● **Data tied to figure images**
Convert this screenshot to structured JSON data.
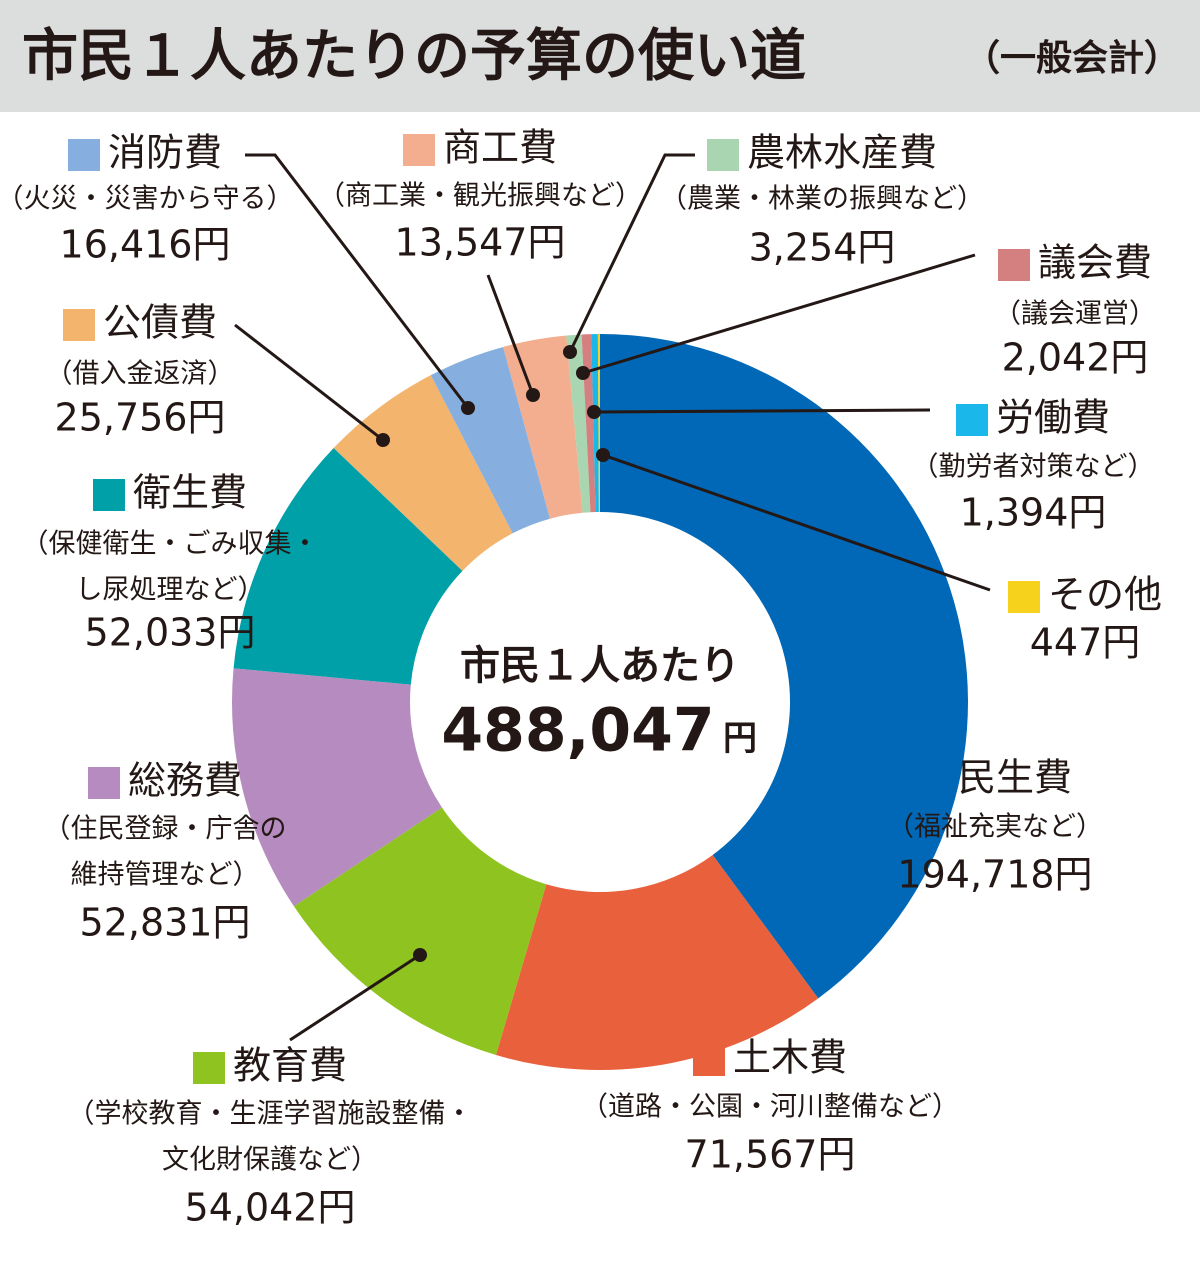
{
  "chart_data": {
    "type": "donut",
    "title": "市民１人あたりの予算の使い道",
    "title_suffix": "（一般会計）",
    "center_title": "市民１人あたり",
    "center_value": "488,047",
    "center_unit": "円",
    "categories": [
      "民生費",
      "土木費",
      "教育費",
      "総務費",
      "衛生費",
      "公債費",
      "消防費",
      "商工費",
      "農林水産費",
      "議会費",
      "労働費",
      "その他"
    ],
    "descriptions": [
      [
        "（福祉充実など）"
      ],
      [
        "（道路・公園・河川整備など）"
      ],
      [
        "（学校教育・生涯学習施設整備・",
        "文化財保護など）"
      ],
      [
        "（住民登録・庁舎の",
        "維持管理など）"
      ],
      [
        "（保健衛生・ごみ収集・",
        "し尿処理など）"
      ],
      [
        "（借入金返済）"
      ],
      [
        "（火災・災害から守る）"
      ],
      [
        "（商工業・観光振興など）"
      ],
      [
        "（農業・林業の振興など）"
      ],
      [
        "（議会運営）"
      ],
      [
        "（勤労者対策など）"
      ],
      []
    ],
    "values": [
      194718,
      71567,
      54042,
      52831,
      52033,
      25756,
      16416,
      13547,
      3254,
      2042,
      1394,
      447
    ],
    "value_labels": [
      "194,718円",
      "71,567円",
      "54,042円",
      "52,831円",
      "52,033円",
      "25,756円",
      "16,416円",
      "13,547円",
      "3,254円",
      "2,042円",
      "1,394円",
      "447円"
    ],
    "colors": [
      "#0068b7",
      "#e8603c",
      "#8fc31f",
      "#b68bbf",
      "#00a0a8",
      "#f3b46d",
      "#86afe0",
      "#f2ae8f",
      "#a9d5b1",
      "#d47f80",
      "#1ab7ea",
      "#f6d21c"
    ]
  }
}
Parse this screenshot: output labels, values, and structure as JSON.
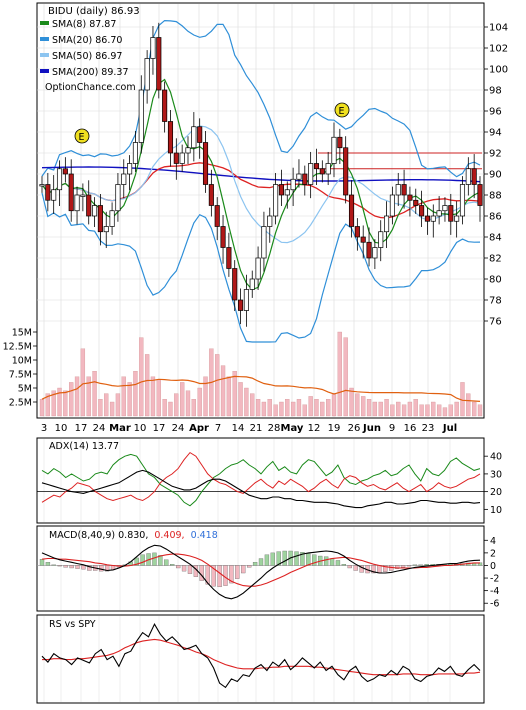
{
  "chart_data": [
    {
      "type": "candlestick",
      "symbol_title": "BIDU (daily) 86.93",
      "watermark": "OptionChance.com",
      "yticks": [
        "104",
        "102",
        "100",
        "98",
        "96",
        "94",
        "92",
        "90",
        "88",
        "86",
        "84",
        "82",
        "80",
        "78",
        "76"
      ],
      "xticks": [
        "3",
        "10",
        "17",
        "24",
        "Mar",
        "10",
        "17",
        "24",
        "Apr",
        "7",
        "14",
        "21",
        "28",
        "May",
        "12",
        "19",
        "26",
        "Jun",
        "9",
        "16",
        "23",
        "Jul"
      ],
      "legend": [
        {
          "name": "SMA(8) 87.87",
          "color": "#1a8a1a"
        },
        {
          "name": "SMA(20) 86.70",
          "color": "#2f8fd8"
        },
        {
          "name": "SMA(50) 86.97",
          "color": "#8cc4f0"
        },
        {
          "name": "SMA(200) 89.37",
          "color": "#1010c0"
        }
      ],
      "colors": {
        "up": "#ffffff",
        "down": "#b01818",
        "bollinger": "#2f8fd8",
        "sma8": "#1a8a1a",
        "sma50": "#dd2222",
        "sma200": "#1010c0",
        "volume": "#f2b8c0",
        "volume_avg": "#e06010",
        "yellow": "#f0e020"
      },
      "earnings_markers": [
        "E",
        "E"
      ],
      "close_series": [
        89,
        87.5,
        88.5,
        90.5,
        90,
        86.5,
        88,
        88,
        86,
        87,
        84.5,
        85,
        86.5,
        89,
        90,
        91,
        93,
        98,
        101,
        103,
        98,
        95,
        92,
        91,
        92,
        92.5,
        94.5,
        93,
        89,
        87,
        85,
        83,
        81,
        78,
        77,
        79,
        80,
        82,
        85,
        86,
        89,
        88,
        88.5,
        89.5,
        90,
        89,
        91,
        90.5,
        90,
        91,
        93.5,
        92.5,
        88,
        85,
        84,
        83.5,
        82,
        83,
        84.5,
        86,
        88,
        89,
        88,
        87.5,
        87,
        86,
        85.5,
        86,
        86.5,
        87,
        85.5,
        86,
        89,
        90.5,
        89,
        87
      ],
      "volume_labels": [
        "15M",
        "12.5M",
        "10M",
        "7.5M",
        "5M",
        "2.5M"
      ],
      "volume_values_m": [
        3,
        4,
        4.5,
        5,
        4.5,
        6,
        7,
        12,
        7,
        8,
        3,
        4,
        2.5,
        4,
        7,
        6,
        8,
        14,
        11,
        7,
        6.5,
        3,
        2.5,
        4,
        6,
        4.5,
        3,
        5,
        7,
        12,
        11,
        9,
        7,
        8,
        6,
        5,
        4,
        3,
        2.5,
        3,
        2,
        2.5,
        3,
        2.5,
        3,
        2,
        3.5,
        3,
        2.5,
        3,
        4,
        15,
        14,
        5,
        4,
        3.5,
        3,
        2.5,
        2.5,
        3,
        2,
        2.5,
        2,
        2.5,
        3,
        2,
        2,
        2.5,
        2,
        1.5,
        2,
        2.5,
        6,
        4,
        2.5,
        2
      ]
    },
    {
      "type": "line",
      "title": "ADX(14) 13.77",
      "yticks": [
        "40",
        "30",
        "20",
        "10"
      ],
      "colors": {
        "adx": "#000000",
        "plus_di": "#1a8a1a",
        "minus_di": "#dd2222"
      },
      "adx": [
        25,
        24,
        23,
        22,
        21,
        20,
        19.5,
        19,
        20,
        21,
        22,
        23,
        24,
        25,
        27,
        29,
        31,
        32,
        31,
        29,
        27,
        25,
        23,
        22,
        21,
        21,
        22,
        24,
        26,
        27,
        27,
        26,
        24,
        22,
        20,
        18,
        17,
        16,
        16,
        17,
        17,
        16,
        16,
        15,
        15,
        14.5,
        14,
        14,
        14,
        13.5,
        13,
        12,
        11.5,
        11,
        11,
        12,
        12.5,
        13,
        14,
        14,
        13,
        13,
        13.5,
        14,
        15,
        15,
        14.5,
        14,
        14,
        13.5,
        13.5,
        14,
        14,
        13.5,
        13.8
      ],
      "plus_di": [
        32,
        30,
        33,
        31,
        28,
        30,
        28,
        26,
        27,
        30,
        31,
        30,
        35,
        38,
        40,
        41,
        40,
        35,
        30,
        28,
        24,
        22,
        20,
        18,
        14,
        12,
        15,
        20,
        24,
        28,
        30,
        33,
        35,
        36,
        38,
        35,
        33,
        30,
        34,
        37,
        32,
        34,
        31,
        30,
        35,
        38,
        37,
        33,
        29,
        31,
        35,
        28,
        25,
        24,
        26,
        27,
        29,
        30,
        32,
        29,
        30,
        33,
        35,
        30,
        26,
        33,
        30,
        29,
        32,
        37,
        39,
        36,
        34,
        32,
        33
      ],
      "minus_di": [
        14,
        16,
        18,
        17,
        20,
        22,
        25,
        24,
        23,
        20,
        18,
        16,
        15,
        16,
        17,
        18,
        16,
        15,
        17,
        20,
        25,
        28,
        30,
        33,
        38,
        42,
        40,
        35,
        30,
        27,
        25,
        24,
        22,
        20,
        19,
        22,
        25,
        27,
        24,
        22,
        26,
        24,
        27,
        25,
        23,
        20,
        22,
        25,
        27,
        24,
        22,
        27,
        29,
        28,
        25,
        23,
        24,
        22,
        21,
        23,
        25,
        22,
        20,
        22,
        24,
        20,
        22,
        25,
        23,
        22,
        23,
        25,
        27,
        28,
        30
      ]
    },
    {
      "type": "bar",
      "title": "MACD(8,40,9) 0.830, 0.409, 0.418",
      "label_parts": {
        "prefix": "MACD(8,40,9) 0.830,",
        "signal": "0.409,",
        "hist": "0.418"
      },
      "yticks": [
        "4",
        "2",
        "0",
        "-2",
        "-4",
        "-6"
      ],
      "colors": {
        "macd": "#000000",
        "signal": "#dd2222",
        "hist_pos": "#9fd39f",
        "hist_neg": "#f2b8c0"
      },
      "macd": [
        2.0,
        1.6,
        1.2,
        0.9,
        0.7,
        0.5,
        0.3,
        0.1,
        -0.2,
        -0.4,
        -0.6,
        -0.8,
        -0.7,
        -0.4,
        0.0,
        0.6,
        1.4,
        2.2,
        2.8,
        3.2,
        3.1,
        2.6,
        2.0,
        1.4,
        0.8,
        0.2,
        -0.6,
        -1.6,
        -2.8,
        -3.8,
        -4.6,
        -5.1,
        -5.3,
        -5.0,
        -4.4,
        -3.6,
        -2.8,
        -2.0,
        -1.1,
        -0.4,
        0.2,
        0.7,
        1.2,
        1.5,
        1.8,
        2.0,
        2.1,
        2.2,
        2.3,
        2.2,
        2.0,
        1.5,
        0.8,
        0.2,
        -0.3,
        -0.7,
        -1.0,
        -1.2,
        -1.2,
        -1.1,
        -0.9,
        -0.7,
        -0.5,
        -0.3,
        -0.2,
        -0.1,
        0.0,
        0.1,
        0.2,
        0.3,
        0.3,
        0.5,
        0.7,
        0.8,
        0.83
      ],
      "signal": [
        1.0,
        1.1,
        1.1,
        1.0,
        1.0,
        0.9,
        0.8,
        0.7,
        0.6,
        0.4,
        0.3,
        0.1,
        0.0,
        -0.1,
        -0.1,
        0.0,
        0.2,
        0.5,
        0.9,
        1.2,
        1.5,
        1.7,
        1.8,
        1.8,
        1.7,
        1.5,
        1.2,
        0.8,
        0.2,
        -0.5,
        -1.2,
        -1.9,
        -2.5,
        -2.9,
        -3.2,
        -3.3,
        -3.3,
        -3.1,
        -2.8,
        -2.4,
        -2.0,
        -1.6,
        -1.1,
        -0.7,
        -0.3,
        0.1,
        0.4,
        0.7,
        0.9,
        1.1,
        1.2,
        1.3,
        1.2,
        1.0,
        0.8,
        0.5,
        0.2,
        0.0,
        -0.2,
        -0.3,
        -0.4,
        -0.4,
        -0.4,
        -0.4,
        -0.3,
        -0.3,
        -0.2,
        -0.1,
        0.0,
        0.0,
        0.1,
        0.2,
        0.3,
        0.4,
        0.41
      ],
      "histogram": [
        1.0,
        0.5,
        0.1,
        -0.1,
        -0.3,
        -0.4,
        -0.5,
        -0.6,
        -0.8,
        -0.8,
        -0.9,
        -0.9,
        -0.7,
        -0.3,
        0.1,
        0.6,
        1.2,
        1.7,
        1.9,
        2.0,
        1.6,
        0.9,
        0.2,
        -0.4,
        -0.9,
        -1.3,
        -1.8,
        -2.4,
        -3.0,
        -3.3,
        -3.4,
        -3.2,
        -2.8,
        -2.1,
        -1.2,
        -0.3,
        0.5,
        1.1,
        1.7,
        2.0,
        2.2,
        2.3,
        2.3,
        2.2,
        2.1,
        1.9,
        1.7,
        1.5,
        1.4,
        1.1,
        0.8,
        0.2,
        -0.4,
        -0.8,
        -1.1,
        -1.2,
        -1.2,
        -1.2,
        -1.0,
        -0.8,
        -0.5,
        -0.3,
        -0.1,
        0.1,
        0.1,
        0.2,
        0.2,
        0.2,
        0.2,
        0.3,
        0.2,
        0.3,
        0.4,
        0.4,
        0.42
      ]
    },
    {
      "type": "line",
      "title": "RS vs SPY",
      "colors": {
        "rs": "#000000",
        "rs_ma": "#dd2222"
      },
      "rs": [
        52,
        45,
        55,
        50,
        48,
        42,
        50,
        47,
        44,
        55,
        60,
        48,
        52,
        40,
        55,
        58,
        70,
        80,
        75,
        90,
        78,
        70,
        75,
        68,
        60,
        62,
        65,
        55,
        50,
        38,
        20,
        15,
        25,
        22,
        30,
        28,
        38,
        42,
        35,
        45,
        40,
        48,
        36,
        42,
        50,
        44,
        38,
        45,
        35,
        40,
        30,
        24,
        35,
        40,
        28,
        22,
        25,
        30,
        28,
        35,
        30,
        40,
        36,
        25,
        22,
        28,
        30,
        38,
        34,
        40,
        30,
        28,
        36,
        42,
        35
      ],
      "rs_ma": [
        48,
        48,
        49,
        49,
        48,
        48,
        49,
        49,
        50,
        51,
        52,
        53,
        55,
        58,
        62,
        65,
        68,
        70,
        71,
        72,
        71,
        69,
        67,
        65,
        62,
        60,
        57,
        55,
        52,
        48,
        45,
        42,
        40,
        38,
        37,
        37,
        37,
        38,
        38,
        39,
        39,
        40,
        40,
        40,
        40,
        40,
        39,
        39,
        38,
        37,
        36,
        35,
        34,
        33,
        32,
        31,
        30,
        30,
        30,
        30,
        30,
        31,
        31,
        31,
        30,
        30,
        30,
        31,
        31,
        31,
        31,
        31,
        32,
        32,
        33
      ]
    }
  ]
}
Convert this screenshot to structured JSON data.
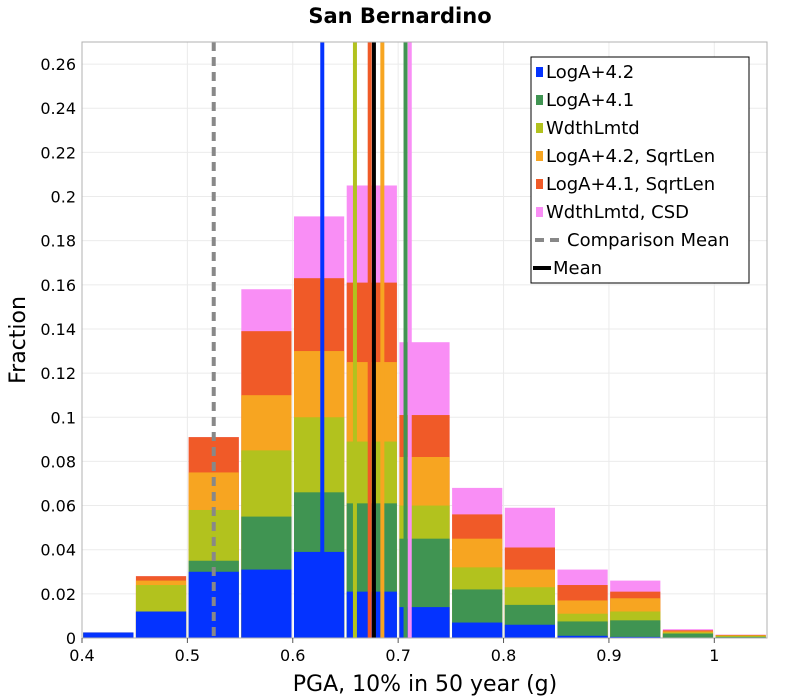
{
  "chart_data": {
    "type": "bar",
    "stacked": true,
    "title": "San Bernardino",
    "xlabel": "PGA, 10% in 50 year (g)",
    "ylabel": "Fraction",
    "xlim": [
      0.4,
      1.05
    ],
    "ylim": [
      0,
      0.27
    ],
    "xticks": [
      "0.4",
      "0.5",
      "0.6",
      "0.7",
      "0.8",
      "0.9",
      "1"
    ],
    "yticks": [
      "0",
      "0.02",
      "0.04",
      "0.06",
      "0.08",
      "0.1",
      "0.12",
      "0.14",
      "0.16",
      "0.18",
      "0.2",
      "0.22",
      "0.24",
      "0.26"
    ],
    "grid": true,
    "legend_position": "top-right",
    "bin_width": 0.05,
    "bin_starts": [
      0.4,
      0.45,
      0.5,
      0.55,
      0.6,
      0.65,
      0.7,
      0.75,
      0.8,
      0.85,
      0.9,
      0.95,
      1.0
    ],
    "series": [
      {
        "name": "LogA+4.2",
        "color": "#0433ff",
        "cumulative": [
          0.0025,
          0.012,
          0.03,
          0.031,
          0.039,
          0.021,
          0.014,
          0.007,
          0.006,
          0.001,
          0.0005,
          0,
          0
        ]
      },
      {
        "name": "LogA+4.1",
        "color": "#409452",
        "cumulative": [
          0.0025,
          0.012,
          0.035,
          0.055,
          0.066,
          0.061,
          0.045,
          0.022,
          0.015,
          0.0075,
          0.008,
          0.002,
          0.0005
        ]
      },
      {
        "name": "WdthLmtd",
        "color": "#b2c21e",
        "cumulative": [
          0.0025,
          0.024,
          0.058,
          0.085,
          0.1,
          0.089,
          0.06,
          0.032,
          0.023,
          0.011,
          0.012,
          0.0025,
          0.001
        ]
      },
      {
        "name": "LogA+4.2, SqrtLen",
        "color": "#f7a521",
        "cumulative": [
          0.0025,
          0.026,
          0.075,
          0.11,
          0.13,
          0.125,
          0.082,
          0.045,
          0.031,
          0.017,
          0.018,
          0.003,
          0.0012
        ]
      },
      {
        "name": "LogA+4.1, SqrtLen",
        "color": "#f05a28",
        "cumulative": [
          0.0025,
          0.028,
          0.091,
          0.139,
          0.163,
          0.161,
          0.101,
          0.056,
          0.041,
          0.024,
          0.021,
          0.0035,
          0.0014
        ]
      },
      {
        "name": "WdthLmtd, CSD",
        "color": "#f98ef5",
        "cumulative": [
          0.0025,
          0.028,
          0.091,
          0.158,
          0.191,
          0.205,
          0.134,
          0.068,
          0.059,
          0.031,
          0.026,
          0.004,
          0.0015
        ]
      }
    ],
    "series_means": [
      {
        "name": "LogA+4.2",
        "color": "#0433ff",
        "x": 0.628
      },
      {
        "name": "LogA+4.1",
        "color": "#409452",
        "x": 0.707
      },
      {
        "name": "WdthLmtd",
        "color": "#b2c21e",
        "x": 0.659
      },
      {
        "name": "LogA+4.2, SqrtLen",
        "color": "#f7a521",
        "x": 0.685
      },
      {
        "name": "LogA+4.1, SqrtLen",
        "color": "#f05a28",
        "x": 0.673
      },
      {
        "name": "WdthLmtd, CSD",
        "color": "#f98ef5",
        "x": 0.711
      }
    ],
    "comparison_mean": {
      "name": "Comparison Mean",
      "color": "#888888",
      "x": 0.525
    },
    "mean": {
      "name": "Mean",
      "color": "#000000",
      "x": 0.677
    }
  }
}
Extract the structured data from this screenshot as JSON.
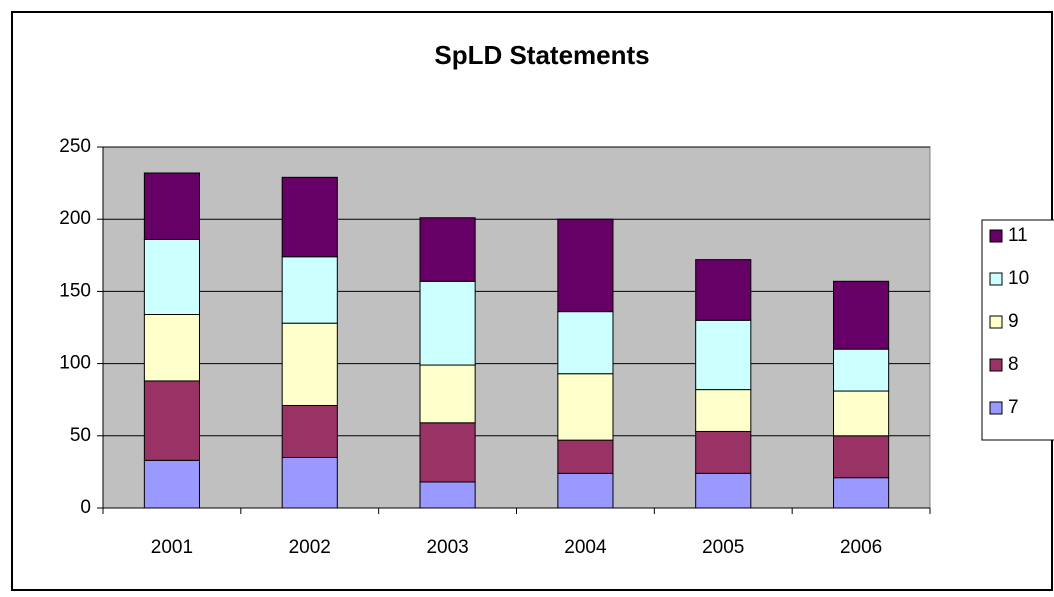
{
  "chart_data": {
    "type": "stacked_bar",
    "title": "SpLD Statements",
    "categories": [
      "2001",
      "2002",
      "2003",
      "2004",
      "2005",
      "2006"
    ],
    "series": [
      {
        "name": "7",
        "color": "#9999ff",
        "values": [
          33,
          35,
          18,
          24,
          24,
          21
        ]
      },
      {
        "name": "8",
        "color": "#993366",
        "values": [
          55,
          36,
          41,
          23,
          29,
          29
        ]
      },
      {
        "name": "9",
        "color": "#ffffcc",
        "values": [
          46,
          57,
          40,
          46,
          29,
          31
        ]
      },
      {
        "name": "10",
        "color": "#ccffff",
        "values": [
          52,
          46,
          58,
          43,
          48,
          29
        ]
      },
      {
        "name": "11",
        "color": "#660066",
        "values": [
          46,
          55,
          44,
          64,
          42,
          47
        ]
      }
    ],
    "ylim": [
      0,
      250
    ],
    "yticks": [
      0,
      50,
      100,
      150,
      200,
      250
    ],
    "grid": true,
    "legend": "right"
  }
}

● **Problem statement**
Copy each line that holds the word "right".

● **Completed task**
    "legend_position": "top-right",
    "legend": "right"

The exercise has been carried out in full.